* VOTRE TRAVAIL *
1 – Réécrivez le passage de l'article sur le référendum grec allant de « Le premier ministre hellénique » jusqu'à « à la procédure. », en remplaçant « créanciers » par « bailleurs de fonds ».
2 – Poursuivez l'article sur le référendum grec après sa dernière phrase.

* TEXTE *
....

Alexis Tsipras a appelé à un référendum sur les propositions des créanciers 

Le premier ministre hellénique a décidé de demander aux Grecs leur opinion sur les dernières propositions des créanciers. Et il s'est engagé pour le "non".

Alexis Tsipras a donc finalement tranché dans le vif. A une heure du matin ce samedi 27 juin, dans une déclaration télévisée, le premier ministre grec a annoncé qu'il convoquait les électeurs helléniques à se prononcer par référendum le 5 juillet prochain sur les dernières propositions des créanciers. Ce samedi, le parlement grec, la Vouli, sera convoquée pour donner son feu vert à la procédure.

Alexis Tsipras et Syriza pour le non

Alexis Tsipras n'a pas caché qu'il considérait que les propositions des créanciers étaient pour lui inacceptables. Il avait refusé vendredi soir ce qu'Angela Merkel appelait "une offre généreuse." « Les créanciers ont semblé vouloir chercher à humilier l'ensemble du peuple grec », a-t-il affirmé. Il a fustigé le « chantage » de ce qu'il a considéré comme un ultimatum des créanciers. Il n'a pas réellement dissimulé que ces propositions n'avaient pas son soutien puisqu'elle « violent les droits fondamentaux de l'Europe. » Un peu plus tard, sept ministres du gouvernement ont annoncé qu'ils appelaient à voter « non. » Syriza va donc sans doute faire campagne pour le rejet des propositions.

....

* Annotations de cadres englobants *

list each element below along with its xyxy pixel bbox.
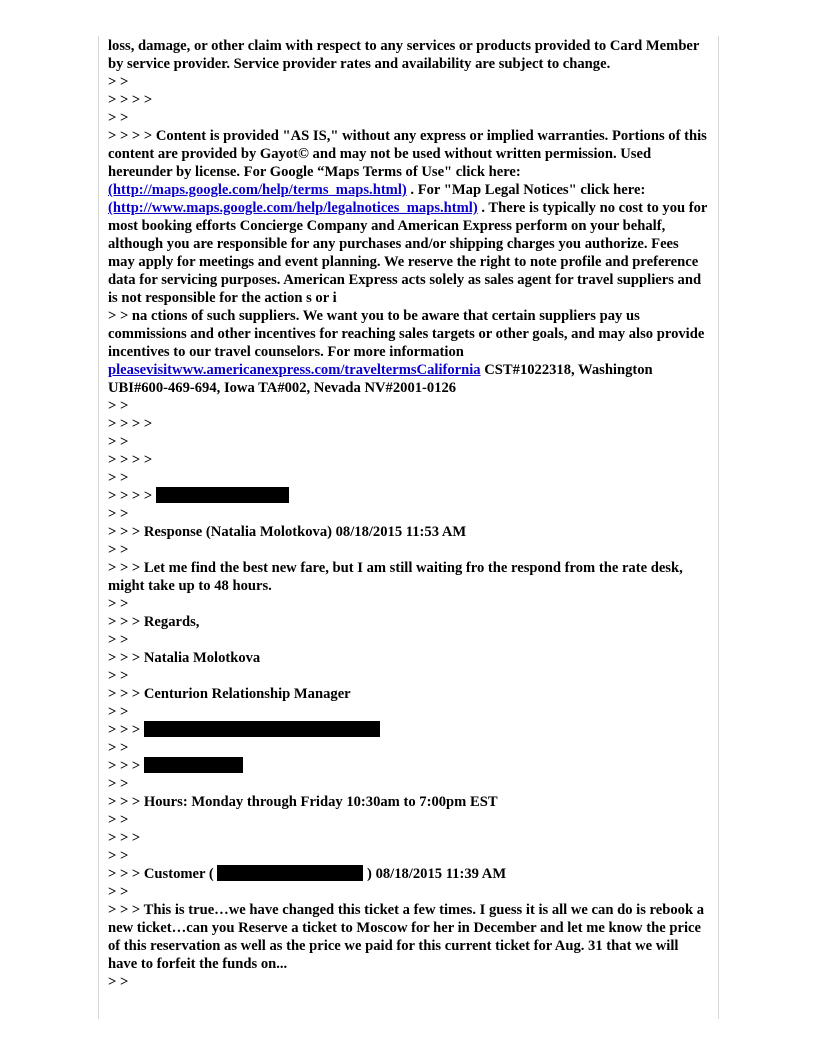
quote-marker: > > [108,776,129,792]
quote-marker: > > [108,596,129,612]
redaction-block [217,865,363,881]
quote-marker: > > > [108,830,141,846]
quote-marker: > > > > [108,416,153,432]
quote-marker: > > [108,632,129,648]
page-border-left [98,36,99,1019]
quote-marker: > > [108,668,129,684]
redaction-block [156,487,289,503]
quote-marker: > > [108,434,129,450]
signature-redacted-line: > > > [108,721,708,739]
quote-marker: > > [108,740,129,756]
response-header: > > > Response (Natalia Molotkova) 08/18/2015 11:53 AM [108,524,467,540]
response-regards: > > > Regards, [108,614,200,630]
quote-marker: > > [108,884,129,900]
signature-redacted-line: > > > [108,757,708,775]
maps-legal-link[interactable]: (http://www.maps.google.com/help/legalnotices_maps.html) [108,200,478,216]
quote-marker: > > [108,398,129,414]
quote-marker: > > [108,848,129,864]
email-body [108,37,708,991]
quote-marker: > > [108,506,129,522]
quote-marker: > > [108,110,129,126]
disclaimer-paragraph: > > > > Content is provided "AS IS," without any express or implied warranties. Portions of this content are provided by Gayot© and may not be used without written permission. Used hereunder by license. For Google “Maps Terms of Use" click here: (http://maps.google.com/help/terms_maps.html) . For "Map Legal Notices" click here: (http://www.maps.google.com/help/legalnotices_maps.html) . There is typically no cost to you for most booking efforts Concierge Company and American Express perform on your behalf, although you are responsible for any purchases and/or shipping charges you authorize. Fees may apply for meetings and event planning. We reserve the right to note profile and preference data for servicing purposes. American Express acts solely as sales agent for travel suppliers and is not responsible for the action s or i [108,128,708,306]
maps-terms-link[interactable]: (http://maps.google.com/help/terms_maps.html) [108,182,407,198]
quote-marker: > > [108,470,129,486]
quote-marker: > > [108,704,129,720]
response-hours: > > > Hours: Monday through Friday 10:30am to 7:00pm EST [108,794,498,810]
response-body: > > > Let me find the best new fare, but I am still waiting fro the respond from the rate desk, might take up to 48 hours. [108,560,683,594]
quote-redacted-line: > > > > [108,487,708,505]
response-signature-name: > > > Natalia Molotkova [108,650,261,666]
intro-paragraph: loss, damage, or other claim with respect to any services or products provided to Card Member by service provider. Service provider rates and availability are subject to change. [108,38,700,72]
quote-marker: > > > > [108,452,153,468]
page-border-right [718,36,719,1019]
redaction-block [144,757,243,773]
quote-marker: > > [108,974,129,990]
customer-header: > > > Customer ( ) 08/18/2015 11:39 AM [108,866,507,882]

....

* RÉSULTATS PAR TÂCHE *
1 –
Le premier ministre hellénique a décidé de demander aux Grecs leur opinion sur les dernières propositions des bailleurs de fonds. Et il s'est engagé pour le "non".

Alexis Tsipras a donc finalement tranché dans le vif. A une heure du matin ce samedi 27 juin, dans une déclaration télévisée, le premier ministre grec a annoncé qu'il convoquait les électeurs helléniques à se prononcer par référendum le 5 juillet prochain sur les dernières propositions des bailleurs de fonds. Ce samedi, le parlement grec, la Vouli, sera convoquée pour donner son feu vert à la procédure.

2 –
Des négociations interminables et une humiliation de trop

Pourquoi un référendum maintenant ? Certes, les négociations n'étaient pas terminées. L'Eurogroupe de ce samedi était considéré comme une énième « réunion de la dernière chance » et les positions semblaient encore pouvoir se rapprocher. Mais en réalité, Alexis Tsipras ne reconnaissait plus son programme dans ces propositions et les discussions interminables sur les détails ne devaient pas dissimuler que les créanciers avaient réussi à imposer une logique que les électeurs grecs avaient, en janvier, rejetée. Le refus de la proposition grecque du 22 juin, pourtant très avancée déjà, par le FMI, a sans doute été perçue par le premier ministre grec comme l'humiliation de trop. La réception par la Commission européenne de l'opposition grecque mercredi 24 juin lui a confirmé le caractère politique des buts des créanciers. Ces derniers ont cherché à imposer à Alexis Tsipras l'inacceptable, soit pour le faire tomber, soit pour le discréditer aux yeux du peuple grec.

Non ?

Le référendum est une réponse à cette tentative des créanciers. Alexis Tsipras a fait la preuve que la lutte contre l'austérité était une tâche impossible dans la zone euro pour un pays comme la Grèce. Son programme de janvier est donc désormais caduc. C'est maintenant au peuple de décider s'il veut accepter les conditions de maintien dans la zone euro posées par les créanciers. Le ministre de l'Energie, Panagiotis Lafazanis, leader de la gauche de Syriza, a indiqué qu'il appellerait à voter non et que ce « non » n'était pas un « non à l'euro. » Certes, mais si les créanciers continuent à ignorer son mandat populaire, un non donnera à Alexis Tsipras la capacité d'en tirer les conséquences. S'il n'obtient pas de meilleures conditions après ce non, alors il disposera du mandat populaire pour préparer un Grexit. Ce que cherche donc le gouvernement grec, c'est une nouvelle force dans les négociations. Officiellement toujours pour imposer son programme.

Oui ?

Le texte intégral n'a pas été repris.